[LISTING]
§

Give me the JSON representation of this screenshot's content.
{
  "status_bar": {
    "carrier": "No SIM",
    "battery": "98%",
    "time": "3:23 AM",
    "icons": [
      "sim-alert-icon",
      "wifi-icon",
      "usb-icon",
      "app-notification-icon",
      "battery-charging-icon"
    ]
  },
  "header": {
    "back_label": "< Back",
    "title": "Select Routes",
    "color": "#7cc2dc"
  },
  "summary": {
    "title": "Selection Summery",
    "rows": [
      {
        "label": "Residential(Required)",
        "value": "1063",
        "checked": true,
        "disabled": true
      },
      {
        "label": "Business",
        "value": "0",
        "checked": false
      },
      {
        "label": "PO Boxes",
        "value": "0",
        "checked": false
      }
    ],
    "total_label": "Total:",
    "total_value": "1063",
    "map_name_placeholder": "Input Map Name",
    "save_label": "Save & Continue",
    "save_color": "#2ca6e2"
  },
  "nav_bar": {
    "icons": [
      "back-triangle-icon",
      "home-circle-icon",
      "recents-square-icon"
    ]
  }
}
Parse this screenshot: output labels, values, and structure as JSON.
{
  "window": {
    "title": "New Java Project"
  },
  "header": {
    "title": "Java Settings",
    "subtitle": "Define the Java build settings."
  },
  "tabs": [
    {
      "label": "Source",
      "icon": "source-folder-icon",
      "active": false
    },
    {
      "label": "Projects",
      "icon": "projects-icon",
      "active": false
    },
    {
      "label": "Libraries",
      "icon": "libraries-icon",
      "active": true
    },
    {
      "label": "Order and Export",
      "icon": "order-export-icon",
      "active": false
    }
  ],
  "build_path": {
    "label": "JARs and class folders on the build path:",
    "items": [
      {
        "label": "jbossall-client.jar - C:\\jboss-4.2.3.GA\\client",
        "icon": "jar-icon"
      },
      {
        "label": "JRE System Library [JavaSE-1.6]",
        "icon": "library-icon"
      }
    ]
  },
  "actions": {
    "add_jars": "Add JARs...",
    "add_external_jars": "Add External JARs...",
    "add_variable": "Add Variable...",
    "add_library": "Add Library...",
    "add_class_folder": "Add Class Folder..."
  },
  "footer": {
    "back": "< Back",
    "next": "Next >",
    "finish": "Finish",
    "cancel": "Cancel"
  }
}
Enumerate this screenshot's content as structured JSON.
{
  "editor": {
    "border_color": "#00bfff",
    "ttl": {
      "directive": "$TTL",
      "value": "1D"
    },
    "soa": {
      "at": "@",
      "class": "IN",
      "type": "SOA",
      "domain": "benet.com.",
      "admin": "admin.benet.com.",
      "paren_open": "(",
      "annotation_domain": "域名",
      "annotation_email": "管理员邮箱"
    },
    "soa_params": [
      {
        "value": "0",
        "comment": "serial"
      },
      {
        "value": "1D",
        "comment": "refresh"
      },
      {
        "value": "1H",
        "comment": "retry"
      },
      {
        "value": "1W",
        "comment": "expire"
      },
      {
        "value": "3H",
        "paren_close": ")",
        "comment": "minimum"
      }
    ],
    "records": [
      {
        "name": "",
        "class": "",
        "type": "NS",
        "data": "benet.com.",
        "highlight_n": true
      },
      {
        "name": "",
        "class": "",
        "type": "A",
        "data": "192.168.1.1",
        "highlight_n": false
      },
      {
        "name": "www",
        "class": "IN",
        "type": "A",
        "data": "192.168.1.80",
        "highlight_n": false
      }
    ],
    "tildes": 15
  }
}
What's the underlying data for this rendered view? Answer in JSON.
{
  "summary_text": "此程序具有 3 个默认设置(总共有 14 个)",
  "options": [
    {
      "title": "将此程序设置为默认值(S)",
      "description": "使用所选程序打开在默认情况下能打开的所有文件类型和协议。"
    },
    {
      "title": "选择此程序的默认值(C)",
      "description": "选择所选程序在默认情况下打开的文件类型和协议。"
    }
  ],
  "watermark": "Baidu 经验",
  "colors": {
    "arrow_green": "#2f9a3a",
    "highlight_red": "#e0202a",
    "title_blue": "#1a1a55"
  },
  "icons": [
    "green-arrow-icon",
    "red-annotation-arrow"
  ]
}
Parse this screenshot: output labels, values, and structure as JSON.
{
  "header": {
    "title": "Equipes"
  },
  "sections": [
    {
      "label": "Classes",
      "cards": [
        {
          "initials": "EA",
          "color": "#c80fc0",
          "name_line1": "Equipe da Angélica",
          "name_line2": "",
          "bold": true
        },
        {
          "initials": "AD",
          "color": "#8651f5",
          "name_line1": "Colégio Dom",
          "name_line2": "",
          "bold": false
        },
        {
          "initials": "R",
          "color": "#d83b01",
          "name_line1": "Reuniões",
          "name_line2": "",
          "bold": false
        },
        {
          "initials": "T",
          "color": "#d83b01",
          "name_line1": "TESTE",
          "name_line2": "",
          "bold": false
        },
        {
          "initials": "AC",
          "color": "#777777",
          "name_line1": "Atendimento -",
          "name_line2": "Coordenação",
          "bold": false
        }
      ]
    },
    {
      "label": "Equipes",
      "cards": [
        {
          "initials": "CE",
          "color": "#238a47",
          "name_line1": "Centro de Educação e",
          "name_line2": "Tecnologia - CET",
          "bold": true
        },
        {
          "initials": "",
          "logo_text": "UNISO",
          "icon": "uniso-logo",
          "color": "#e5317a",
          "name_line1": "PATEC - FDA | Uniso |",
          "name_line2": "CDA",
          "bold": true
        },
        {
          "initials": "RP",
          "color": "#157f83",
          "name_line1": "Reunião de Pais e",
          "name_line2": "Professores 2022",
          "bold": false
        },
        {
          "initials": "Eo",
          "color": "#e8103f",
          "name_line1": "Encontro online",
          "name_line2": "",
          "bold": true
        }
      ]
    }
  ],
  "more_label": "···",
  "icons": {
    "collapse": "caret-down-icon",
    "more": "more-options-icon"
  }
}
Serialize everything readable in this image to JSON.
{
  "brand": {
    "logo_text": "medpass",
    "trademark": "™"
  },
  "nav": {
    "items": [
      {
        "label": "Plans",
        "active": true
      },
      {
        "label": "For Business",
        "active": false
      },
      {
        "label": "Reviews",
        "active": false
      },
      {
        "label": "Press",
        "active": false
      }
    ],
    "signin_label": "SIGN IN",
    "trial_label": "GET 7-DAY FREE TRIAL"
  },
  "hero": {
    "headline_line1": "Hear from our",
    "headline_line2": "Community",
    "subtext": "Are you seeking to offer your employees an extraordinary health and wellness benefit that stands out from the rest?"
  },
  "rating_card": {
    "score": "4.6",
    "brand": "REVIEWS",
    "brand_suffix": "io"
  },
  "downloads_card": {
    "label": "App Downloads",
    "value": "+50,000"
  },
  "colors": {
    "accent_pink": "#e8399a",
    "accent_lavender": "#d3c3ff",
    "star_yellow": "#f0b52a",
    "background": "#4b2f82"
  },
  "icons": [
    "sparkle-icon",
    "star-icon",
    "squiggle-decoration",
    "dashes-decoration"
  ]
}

§

[JOB]
Identify and copy all lines with the word "this".

[TASK SOLUTION]
Give me the JSON representation of this screenshot's content.
Parse this screenshot: output labels, values, and structure as JSON.
Enumerate this screenshot's content as structured JSON.
What's the underlying data for this rendered view? Answer in JSON.
Parse this screenshot: output labels, values, and structure as JSON.
Serialize everything readable in this image to JSON.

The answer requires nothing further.